From the entries below, copy out every line with "text" in it.

#### Given information

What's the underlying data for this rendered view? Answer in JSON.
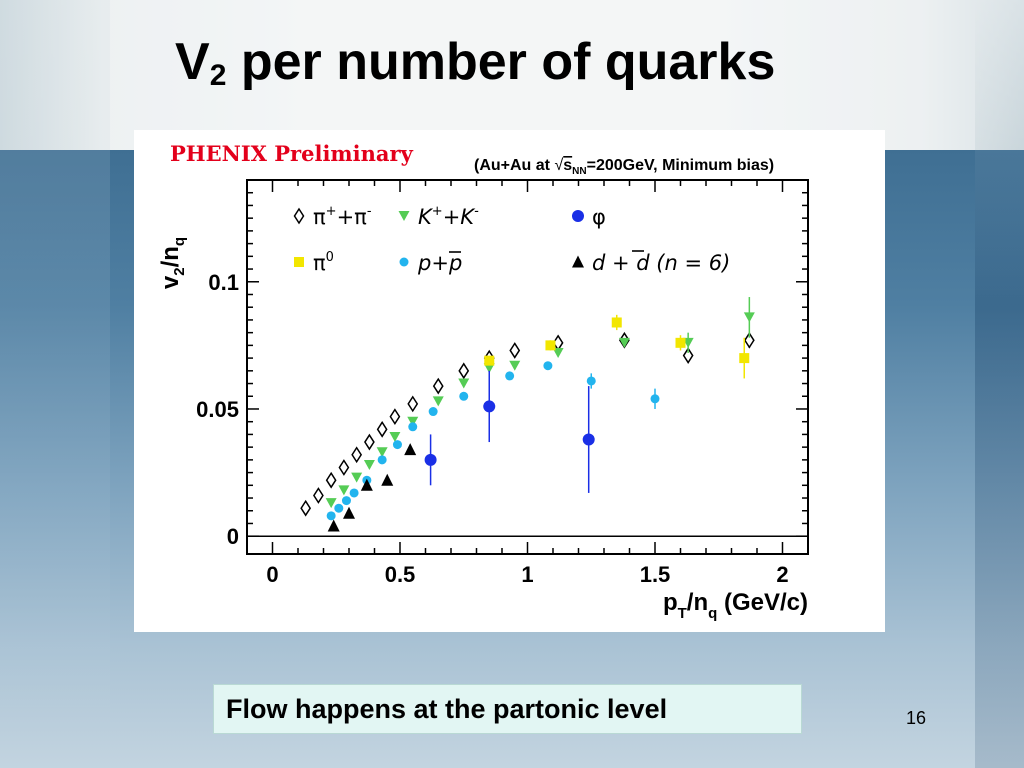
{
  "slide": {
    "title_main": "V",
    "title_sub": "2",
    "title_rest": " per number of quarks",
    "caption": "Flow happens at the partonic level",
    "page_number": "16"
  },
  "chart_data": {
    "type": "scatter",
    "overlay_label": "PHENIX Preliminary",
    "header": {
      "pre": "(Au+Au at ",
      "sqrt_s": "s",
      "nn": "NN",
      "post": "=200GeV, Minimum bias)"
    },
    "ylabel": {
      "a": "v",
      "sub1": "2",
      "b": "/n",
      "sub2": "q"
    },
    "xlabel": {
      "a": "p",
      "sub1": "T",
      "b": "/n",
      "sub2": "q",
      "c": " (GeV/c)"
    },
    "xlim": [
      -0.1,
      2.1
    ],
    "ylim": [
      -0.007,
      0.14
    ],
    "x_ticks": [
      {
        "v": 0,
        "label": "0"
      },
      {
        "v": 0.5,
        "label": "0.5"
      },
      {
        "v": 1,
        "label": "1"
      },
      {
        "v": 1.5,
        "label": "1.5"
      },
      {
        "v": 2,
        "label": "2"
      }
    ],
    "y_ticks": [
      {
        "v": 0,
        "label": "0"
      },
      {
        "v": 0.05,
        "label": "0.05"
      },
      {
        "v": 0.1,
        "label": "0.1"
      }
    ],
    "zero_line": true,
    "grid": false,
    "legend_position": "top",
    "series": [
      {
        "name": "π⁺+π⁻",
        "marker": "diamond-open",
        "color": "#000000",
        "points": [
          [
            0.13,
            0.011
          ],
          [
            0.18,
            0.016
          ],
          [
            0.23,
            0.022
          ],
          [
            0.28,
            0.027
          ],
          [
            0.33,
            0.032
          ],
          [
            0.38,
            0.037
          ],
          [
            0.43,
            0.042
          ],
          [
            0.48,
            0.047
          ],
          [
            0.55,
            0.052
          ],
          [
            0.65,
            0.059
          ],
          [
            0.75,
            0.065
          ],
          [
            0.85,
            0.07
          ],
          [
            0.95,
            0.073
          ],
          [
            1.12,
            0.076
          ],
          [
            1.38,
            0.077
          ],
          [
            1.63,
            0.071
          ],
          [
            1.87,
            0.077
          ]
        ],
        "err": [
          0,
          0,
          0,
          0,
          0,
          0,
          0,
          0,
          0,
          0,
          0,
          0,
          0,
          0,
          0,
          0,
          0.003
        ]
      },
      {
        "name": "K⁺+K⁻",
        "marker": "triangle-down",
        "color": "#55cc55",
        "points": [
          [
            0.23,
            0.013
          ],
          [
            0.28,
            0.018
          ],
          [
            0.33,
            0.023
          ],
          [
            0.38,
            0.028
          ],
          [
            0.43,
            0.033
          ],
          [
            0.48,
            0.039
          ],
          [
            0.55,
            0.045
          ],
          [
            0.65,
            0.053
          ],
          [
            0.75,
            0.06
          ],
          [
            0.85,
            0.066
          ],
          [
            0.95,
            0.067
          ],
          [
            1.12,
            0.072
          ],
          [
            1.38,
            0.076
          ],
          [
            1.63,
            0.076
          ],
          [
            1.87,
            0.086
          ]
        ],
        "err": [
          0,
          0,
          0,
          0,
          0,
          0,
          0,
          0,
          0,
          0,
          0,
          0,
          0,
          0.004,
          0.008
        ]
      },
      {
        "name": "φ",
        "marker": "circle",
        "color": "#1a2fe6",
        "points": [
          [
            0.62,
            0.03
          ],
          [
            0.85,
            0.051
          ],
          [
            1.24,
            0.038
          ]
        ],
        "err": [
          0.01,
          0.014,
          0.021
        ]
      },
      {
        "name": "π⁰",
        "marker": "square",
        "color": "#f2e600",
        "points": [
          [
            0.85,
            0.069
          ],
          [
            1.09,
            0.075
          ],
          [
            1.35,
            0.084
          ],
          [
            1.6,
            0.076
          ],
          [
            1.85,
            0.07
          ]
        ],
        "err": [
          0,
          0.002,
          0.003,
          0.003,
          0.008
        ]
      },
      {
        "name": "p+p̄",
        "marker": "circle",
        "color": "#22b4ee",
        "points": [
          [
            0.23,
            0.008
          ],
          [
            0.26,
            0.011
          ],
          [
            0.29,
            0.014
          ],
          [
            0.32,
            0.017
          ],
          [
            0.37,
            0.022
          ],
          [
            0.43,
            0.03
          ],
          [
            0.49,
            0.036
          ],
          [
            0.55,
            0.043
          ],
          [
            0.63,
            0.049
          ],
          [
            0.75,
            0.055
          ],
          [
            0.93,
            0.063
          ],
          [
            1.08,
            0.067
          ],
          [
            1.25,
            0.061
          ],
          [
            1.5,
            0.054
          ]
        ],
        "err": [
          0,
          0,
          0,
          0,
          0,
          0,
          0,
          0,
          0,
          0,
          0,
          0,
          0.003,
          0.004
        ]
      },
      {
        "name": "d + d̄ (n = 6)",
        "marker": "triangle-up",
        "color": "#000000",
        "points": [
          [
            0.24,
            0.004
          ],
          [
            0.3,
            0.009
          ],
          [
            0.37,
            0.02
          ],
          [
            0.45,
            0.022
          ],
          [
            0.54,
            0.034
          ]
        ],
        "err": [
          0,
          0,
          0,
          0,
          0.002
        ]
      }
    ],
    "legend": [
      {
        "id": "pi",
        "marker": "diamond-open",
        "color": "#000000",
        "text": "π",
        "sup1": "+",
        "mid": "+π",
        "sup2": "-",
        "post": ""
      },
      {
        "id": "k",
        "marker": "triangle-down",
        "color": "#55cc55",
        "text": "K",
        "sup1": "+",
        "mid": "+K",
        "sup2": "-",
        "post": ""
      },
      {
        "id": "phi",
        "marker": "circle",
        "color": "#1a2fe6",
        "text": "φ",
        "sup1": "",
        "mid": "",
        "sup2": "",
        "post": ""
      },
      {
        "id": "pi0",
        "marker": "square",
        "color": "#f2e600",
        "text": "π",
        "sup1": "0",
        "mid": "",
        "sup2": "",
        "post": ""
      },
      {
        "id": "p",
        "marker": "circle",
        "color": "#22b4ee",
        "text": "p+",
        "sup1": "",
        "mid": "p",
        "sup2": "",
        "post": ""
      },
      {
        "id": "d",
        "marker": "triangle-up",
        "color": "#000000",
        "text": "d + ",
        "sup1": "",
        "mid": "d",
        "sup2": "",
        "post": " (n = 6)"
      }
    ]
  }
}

########

• [Answer to this problem]
        "text": "π",
        "text": "K",
        "text": "φ",
        "text": "π",
        "text": "p+",
        "text": "d + ",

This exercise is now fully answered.